> [Set exercise]
Please reproduce every record, keeping each one exactly as written.

> [Recorded data]
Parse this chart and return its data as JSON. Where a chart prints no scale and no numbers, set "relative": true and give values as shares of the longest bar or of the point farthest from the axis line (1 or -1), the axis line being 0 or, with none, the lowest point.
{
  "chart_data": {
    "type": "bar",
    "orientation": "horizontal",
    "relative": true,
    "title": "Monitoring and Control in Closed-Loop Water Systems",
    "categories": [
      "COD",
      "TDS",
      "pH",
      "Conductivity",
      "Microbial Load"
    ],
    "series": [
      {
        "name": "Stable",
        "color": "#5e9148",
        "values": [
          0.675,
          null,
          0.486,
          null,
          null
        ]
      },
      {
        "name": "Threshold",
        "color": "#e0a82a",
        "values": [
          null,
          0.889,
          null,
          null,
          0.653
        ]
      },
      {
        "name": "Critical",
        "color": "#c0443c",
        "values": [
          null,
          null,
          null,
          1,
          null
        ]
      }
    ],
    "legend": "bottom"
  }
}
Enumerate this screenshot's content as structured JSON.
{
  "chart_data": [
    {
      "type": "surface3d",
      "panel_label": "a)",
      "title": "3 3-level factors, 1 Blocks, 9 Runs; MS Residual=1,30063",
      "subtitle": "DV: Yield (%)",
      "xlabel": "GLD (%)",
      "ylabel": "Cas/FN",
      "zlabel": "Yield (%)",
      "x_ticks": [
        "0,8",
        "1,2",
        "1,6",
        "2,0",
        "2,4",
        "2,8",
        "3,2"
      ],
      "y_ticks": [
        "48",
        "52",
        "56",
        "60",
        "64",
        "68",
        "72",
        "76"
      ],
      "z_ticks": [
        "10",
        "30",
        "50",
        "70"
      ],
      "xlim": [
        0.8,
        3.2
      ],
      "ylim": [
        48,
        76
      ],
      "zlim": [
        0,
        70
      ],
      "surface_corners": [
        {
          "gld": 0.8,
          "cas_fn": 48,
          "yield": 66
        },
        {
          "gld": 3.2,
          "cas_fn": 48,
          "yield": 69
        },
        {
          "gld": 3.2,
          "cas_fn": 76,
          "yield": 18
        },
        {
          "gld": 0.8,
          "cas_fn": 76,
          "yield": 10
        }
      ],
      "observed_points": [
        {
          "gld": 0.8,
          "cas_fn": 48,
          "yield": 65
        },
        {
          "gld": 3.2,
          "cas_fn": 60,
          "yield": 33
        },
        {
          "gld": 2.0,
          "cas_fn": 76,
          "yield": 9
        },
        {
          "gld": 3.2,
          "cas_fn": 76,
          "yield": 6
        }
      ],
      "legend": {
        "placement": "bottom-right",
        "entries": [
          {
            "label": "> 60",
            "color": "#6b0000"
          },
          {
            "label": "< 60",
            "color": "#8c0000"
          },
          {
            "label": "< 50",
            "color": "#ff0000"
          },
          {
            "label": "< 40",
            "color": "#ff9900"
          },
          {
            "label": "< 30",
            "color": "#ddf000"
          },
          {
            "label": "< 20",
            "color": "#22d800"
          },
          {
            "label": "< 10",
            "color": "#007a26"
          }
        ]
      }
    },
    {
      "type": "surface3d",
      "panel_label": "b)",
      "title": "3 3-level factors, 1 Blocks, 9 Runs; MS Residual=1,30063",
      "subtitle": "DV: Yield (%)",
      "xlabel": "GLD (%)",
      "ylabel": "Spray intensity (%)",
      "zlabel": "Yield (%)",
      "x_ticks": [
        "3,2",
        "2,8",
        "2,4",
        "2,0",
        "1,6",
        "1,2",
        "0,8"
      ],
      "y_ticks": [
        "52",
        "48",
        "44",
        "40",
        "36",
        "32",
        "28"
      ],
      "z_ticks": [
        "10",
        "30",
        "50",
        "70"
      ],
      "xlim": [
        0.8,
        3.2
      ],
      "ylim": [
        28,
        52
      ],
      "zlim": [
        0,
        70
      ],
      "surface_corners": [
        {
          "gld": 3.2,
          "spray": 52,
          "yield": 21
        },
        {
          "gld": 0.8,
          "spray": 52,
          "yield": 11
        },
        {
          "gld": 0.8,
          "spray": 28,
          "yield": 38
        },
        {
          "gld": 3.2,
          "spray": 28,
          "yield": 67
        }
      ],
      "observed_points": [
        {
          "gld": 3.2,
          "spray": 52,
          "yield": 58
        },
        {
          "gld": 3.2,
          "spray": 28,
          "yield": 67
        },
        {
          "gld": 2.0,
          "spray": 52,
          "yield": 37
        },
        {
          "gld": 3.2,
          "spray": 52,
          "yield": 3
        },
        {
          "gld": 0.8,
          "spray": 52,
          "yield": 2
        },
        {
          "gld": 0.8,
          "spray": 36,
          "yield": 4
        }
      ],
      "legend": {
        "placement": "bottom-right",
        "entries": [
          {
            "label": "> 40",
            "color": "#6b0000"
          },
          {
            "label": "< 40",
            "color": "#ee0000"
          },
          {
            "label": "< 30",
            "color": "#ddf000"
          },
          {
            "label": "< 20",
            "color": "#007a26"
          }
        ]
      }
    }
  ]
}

> [Exercise output]
Parse this chart and return its data as JSON. Where a chart prints no scale and no numbers, set "relative": true and give values as shares of the longest bar or of the point farthest from the axis line (1 or -1), the axis line being 0 or, with none, the lowest point.
{
  "chart_data": {
    "type": "bar",
    "orientation": "horizontal",
    "relative": true,
    "title": "Monitoring and Control in Closed-Loop Water Systems",
    "categories": [
      "COD",
      "TDS",
      "pH",
      "Conductivity",
      "Microbial Load"
    ],
    "series": [
      {
        "name": "Stable",
        "color": "#5e9148",
        "values": [
          0.675,
          null,
          0.486,
          null,
          null
        ]
      },
      {
        "name": "Threshold",
        "color": "#e0a82a",
        "values": [
          null,
          0.889,
          null,
          null,
          0.653
        ]
      },
      {
        "name": "Critical",
        "color": "#c0443c",
        "values": [
          null,
          null,
          null,
          1,
          null
        ]
      }
    ],
    "legend": "bottom"
  }
}
Enumerate this screenshot's content as structured JSON.
{
  "chart_data": [
    {
      "type": "surface3d",
      "panel_label": "a)",
      "title": "3 3-level factors, 1 Blocks, 9 Runs; MS Residual=1,30063",
      "subtitle": "DV: Yield (%)",
      "xlabel": "GLD (%)",
      "ylabel": "Cas/FN",
      "zlabel": "Yield (%)",
      "x_ticks": [
        "0,8",
        "1,2",
        "1,6",
        "2,0",
        "2,4",
        "2,8",
        "3,2"
      ],
      "y_ticks": [
        "48",
        "52",
        "56",
        "60",
        "64",
        "68",
        "72",
        "76"
      ],
      "z_ticks": [
        "10",
        "30",
        "50",
        "70"
      ],
      "xlim": [
        0.8,
        3.2
      ],
      "ylim": [
        48,
        76
      ],
      "zlim": [
        0,
        70
      ],
      "surface_corners": [
        {
          "gld": 0.8,
          "cas_fn": 48,
          "yield": 66
        },
        {
          "gld": 3.2,
          "cas_fn": 48,
          "yield": 69
        },
        {
          "gld": 3.2,
          "cas_fn": 76,
          "yield": 18
        },
        {
          "gld": 0.8,
          "cas_fn": 76,
          "yield": 10
        }
      ],
      "observed_points": [
        {
          "gld": 0.8,
          "cas_fn": 48,
          "yield": 65
        },
        {
          "gld": 3.2,
          "cas_fn": 60,
          "yield": 33
        },
        {
          "gld": 2.0,
          "cas_fn": 76,
          "yield": 9
        },
        {
          "gld": 3.2,
          "cas_fn": 76,
          "yield": 6
        }
      ],
      "legend": {
        "placement": "bottom-right",
        "entries": [
          {
            "label": "> 60",
            "color": "#6b0000"
          },
          {
            "label": "< 60",
            "color": "#8c0000"
          },
          {
            "label": "< 50",
            "color": "#ff0000"
          },
          {
            "label": "< 40",
            "color": "#ff9900"
          },
          {
            "label": "< 30",
            "color": "#ddf000"
          },
          {
            "label": "< 20",
            "color": "#22d800"
          },
          {
            "label": "< 10",
            "color": "#007a26"
          }
        ]
      }
    },
    {
      "type": "surface3d",
      "panel_label": "b)",
      "title": "3 3-level factors, 1 Blocks, 9 Runs; MS Residual=1,30063",
      "subtitle": "DV: Yield (%)",
      "xlabel": "GLD (%)",
      "ylabel": "Spray intensity (%)",
      "zlabel": "Yield (%)",
      "x_ticks": [
        "3,2",
        "2,8",
        "2,4",
        "2,0",
        "1,6",
        "1,2",
        "0,8"
      ],
      "y_ticks": [
        "52",
        "48",
        "44",
        "40",
        "36",
        "32",
        "28"
      ],
      "z_ticks": [
        "10",
        "30",
        "50",
        "70"
      ],
      "xlim": [
        0.8,
        3.2
      ],
      "ylim": [
        28,
        52
      ],
      "zlim": [
        0,
        70
      ],
      "surface_corners": [
        {
          "gld": 3.2,
          "spray": 52,
          "yield": 21
        },
        {
          "gld": 0.8,
          "spray": 52,
          "yield": 11
        },
        {
          "gld": 0.8,
          "spray": 28,
          "yield": 38
        },
        {
          "gld": 3.2,
          "spray": 28,
          "yield": 67
        }
      ],
      "observed_points": [
        {
          "gld": 3.2,
          "spray": 52,
          "yield": 58
        },
        {
          "gld": 3.2,
          "spray": 28,
          "yield": 67
        },
        {
          "gld": 2.0,
          "spray": 52,
          "yield": 37
        },
        {
          "gld": 3.2,
          "spray": 52,
          "yield": 3
        },
        {
          "gld": 0.8,
          "spray": 52,
          "yield": 2
        },
        {
          "gld": 0.8,
          "spray": 36,
          "yield": 4
        }
      ],
      "legend": {
        "placement": "bottom-right",
        "entries": [
          {
            "label": "> 40",
            "color": "#6b0000"
          },
          {
            "label": "< 40",
            "color": "#ee0000"
          },
          {
            "label": "< 30",
            "color": "#ddf000"
          },
          {
            "label": "< 20",
            "color": "#007a26"
          }
        ]
      }
    }
  ]
}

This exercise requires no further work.